▶ _Recorded information_:
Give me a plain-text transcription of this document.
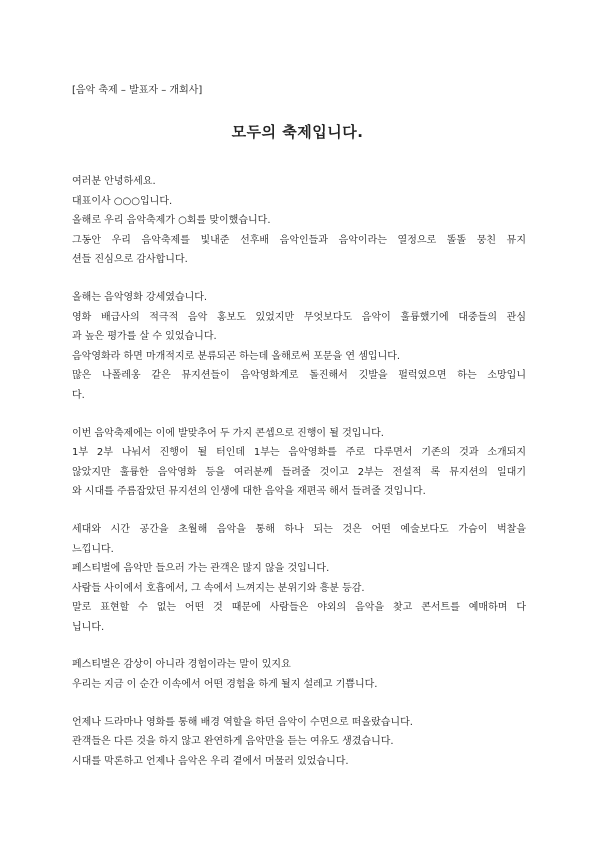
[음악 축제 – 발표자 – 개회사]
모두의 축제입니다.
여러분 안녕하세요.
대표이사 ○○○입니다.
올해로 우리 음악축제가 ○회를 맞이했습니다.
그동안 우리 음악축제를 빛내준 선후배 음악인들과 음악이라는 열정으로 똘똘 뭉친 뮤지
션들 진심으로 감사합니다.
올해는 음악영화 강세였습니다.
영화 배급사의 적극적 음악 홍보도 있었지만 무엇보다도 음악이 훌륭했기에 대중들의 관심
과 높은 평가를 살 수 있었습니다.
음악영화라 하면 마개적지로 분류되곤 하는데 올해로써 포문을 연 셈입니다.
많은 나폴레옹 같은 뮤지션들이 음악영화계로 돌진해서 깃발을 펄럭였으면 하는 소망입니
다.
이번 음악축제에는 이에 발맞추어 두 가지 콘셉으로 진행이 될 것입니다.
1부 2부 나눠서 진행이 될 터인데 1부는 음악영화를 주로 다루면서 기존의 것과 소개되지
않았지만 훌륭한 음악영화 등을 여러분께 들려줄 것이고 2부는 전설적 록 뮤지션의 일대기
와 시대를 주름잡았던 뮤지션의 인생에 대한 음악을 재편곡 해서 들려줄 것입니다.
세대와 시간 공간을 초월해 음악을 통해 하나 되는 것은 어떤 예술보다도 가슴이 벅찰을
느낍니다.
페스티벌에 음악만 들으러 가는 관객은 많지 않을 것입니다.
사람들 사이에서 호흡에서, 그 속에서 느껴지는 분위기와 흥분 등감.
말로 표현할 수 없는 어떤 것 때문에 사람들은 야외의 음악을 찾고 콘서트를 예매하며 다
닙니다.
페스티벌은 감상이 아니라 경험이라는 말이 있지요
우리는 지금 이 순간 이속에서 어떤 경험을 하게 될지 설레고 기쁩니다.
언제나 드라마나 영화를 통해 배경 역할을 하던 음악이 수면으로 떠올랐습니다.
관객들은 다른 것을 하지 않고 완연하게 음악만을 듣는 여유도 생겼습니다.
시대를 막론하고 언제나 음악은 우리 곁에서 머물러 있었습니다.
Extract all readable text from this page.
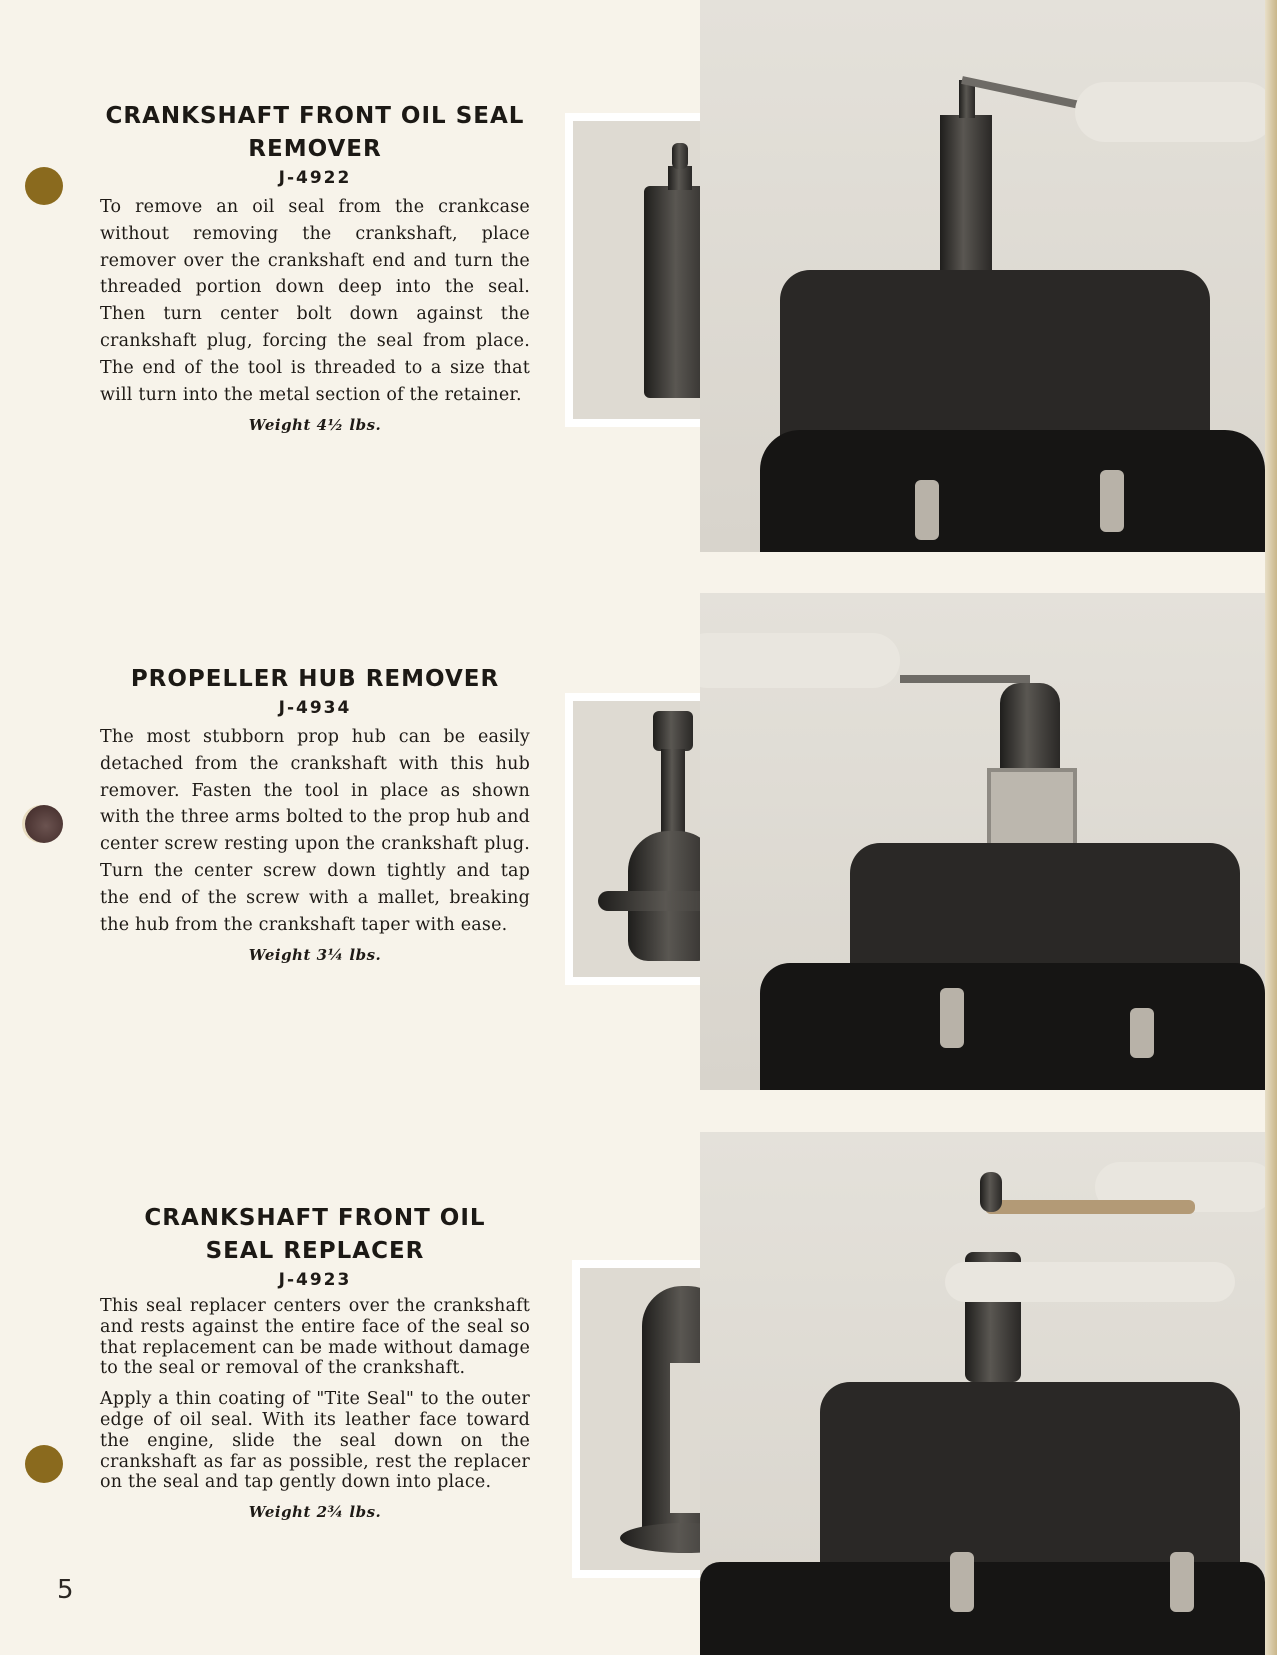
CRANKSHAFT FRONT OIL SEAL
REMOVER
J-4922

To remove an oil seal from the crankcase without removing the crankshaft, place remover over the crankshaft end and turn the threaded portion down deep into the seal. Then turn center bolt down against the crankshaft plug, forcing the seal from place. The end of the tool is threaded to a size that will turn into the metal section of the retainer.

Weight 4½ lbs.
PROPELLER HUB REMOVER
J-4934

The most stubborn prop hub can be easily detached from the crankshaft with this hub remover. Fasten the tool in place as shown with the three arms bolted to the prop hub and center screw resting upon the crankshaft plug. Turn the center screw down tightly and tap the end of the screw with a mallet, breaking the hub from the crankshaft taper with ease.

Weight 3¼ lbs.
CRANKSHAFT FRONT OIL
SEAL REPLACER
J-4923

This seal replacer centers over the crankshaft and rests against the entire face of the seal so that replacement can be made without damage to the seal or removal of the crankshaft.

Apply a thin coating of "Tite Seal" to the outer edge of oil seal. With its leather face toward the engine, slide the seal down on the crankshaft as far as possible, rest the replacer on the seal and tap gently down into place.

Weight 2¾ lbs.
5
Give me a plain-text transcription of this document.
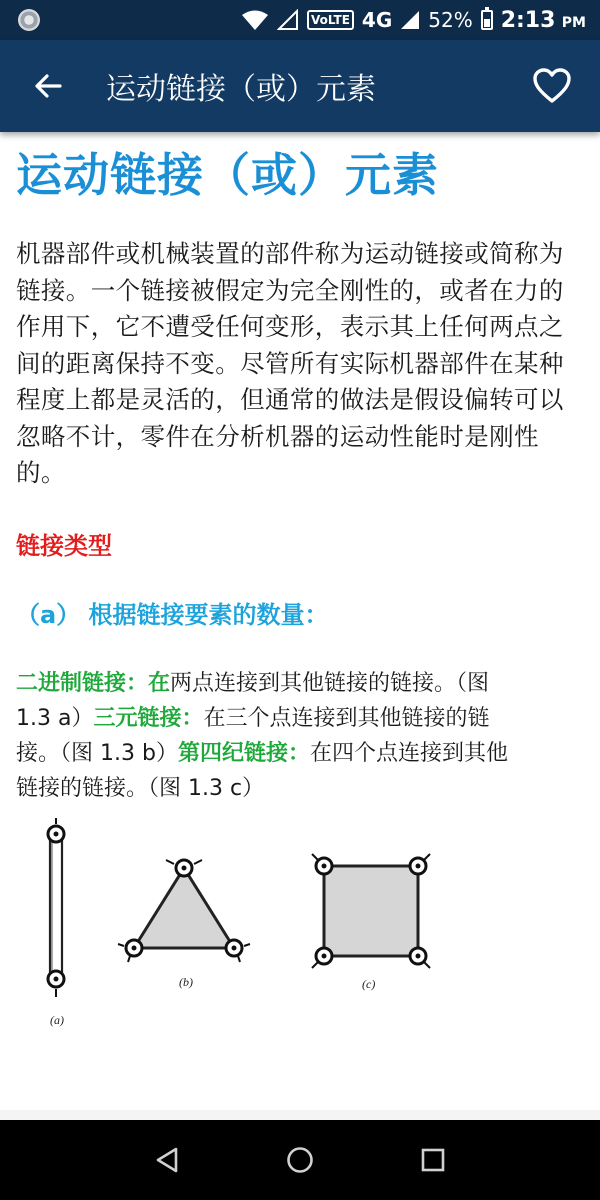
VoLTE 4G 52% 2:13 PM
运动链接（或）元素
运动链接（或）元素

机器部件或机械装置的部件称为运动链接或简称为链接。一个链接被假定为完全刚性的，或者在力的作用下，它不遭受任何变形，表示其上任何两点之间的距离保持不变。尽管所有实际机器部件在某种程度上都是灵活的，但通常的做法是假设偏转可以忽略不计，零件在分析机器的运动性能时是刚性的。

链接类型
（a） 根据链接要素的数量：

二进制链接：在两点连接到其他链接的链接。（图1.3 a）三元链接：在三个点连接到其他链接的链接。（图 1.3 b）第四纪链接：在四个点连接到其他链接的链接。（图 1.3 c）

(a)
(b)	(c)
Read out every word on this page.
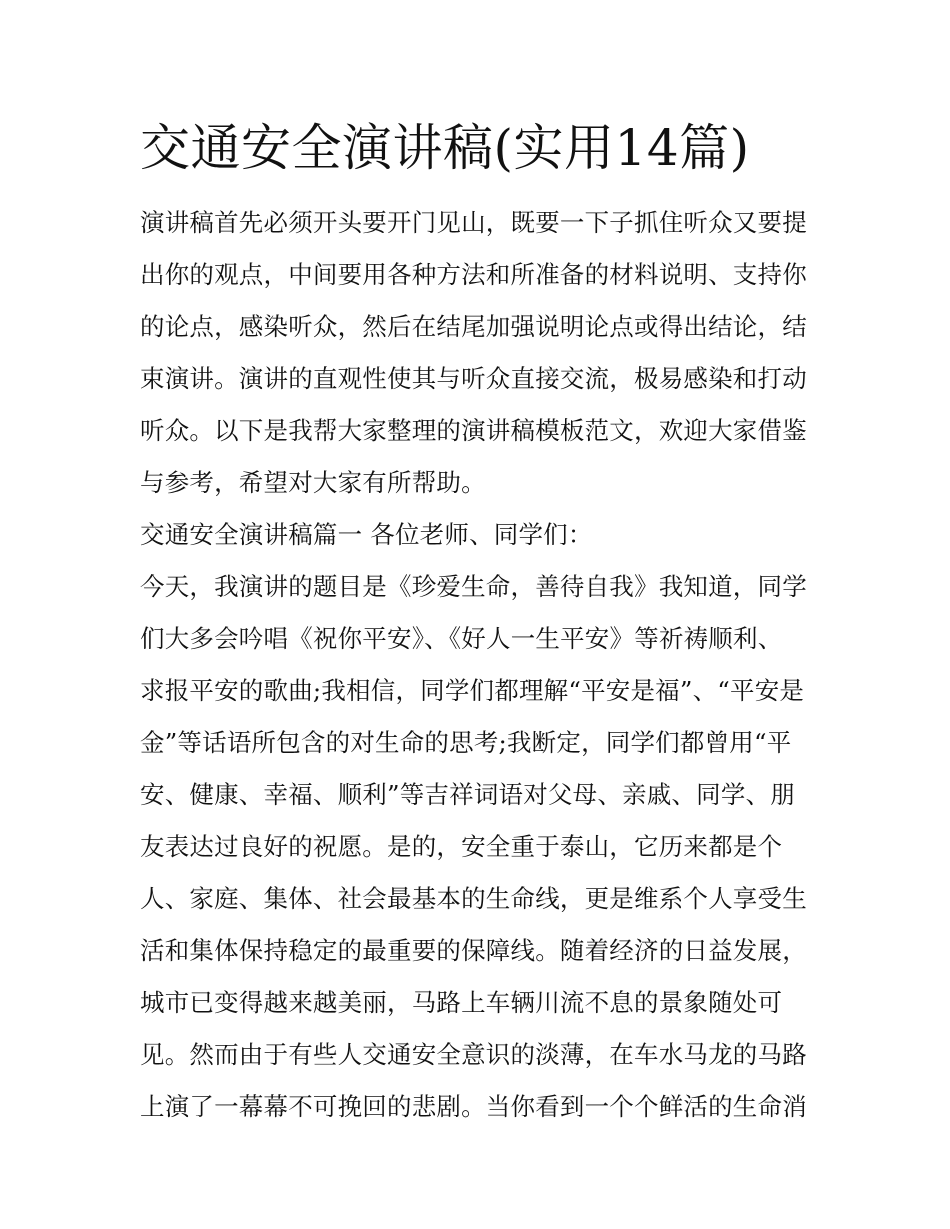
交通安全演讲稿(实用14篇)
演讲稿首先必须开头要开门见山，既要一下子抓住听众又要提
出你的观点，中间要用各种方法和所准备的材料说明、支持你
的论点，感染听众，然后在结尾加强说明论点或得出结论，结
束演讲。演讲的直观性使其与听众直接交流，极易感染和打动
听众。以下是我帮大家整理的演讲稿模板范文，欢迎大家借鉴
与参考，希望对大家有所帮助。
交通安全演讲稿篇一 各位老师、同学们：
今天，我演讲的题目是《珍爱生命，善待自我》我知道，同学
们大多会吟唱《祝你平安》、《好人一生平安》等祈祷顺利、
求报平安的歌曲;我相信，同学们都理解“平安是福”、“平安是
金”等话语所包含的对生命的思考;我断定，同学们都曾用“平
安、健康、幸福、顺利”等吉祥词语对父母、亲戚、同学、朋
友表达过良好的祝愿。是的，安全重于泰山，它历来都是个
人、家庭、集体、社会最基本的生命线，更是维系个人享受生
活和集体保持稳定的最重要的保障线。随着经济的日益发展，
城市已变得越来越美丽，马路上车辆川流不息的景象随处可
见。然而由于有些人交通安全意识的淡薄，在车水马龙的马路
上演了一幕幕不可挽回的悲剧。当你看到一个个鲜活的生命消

▶ _Task statement_:
Look through the entries and work out how many lines have the word "against" in them; reply with that number only.

▶ _Correct response_:
2